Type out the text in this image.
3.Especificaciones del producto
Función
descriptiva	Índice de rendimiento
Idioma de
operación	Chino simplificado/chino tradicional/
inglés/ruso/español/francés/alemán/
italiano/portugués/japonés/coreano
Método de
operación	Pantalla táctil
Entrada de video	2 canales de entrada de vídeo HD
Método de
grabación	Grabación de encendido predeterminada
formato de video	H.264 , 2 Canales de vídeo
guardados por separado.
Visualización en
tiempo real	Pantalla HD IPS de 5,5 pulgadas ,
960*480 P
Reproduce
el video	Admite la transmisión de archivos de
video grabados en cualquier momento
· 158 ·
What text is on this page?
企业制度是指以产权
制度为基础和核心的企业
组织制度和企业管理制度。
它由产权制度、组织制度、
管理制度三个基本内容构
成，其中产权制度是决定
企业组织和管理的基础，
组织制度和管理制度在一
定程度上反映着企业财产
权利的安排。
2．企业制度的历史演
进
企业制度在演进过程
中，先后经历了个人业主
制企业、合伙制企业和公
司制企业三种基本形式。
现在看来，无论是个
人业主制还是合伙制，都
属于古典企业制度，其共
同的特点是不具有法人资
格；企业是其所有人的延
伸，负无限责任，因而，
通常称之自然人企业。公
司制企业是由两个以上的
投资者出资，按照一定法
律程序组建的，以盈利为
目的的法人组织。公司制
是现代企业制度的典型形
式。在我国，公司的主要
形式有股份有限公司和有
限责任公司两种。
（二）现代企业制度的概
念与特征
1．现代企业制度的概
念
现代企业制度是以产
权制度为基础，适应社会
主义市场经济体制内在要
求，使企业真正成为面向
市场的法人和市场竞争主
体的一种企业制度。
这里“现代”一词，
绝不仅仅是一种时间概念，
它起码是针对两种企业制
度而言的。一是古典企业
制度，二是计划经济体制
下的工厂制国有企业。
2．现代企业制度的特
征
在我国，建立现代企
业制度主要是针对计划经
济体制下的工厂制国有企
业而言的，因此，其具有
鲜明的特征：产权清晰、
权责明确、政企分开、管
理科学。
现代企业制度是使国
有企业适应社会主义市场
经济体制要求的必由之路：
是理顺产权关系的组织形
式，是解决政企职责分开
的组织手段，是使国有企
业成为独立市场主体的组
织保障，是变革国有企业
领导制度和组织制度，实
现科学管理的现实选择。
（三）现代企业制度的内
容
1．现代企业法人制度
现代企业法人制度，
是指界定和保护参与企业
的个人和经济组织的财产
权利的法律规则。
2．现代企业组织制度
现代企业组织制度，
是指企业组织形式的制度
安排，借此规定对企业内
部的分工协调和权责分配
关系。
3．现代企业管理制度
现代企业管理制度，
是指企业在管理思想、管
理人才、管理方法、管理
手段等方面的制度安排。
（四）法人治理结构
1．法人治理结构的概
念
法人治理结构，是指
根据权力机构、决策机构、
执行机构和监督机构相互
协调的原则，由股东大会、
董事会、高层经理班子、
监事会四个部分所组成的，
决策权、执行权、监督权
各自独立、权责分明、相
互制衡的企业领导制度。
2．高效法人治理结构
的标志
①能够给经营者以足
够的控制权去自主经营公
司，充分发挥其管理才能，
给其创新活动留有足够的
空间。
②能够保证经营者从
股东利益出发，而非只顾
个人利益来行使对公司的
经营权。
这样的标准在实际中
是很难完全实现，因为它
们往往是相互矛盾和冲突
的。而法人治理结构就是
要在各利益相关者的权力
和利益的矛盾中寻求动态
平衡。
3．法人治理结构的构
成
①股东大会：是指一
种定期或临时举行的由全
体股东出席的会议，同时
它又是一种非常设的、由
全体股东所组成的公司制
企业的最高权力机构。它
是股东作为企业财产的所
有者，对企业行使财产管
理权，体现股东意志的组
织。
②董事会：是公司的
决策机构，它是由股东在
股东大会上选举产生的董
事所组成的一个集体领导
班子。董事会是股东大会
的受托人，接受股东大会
----
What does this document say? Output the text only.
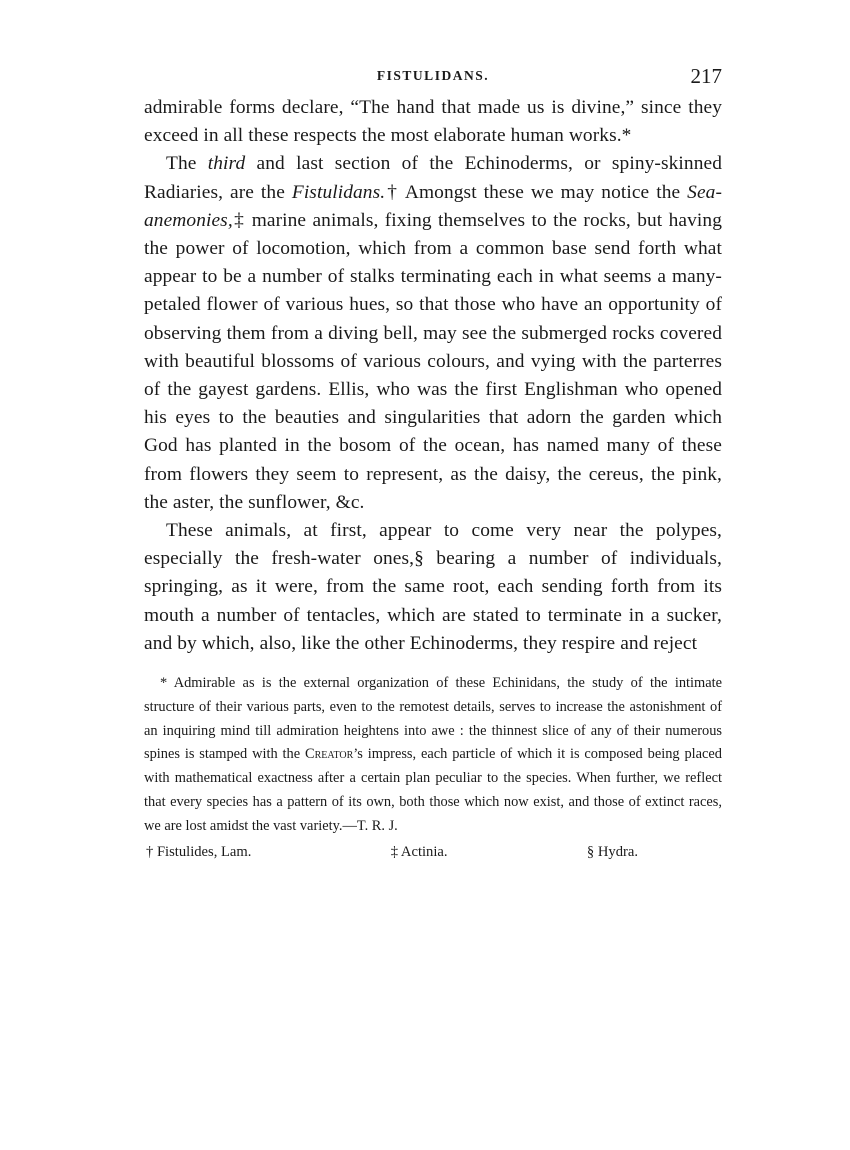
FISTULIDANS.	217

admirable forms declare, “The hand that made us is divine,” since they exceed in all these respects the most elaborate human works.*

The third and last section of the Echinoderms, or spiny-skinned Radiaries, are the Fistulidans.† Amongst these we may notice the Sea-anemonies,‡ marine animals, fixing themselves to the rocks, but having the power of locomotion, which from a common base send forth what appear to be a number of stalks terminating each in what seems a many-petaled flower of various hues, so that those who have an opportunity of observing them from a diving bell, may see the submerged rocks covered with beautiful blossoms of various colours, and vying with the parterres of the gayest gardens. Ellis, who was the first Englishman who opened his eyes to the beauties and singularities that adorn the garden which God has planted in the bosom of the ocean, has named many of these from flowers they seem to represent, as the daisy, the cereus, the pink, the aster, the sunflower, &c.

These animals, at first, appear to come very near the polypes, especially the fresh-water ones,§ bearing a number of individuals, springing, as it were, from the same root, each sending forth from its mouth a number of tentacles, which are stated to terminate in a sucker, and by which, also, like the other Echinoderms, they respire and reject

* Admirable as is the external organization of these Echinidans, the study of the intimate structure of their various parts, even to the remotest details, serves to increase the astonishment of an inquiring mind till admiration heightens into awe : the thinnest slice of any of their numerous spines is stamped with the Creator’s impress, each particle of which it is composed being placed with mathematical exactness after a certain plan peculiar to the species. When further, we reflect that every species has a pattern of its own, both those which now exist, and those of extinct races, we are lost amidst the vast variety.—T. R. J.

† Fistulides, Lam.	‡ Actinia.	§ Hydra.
----
**WRITTEN PROBLEM:** Tally up the lines in the preceding listing that contain the string "text". Respond with the number and nothing else.

**WORKED ANSWER:** 3